Start of Excerpted records

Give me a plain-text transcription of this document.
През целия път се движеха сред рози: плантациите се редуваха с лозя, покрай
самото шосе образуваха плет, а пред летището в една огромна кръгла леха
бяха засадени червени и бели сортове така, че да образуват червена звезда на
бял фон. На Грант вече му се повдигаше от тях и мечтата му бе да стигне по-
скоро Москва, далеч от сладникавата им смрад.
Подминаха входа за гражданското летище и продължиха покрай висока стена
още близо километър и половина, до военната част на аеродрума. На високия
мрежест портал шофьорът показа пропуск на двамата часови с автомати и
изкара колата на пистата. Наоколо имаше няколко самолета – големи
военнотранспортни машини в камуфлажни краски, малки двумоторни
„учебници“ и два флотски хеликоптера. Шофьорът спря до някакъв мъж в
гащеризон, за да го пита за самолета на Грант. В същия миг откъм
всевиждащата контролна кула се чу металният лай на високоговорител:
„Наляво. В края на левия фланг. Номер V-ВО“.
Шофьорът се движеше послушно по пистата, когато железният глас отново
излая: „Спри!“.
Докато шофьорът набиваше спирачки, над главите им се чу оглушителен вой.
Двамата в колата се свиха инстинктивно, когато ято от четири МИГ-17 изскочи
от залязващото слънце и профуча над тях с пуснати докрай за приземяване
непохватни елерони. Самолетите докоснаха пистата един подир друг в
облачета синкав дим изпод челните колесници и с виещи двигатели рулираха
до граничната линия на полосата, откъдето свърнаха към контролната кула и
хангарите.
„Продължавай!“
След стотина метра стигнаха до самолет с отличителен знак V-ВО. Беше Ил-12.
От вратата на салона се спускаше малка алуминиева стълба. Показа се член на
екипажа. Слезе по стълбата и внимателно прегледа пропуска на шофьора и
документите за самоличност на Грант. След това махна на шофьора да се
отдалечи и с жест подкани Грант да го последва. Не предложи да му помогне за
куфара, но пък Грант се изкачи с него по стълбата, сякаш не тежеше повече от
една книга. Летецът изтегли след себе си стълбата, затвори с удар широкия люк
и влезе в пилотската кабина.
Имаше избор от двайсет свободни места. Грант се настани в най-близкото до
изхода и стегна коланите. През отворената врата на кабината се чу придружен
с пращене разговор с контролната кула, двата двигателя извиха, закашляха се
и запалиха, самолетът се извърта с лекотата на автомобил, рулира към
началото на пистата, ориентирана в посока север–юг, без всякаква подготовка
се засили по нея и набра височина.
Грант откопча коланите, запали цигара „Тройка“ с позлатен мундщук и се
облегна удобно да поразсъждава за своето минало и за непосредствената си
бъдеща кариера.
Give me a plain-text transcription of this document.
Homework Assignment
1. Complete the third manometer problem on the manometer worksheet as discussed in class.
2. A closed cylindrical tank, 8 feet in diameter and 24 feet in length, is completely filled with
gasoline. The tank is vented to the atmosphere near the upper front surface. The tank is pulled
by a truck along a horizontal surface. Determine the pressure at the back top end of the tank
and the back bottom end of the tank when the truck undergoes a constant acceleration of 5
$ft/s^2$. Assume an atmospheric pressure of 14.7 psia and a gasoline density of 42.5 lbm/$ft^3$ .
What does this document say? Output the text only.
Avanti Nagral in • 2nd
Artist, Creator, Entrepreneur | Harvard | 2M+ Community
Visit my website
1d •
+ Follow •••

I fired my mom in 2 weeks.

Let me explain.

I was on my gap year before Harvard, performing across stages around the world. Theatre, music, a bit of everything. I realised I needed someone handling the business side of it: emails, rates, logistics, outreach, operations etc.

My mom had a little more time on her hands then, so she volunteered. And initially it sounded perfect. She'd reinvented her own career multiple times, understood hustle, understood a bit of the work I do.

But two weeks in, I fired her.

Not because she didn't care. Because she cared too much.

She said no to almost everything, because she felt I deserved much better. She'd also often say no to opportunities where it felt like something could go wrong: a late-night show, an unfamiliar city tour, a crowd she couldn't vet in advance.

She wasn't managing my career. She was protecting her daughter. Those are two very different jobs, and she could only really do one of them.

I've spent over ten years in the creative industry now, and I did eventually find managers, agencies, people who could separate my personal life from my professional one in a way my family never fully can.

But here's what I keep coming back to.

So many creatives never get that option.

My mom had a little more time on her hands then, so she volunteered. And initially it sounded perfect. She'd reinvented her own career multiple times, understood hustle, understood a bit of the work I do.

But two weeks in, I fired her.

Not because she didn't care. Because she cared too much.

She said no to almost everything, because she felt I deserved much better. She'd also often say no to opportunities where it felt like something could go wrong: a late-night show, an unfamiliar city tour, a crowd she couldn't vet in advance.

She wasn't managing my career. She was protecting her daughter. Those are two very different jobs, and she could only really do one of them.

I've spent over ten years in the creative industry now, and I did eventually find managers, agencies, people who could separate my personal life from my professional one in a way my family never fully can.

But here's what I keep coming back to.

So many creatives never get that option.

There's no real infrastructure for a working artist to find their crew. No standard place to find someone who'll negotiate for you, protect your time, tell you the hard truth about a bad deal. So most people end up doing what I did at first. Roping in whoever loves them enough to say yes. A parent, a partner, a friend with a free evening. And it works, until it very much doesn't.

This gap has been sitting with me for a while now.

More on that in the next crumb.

End of Excerpted records

◆ **Problem requirements**:
Pull out each line of the records holding the string "Грант".

◆ **Task response**:
бял фон. На Грант вече му се повдигаше от тях и мечтата му бе да стигне по-
гащеризон, за да го пита за самолета на Грант. В същия миг откъм
документите за самоличност на Грант. След това махна на шофьора да се
отдалечи и с жест подкани Грант да го последва. Не предложи да му помогне за
куфара, но пък Грант се изкачи с него по стълбата, сякаш не тежеше повече от
Имаше избор от двайсет свободни места. Грант се настани в най-близкото до
Грант откопча коланите, запали цигара „Тройка“ с позлатен мундщук и се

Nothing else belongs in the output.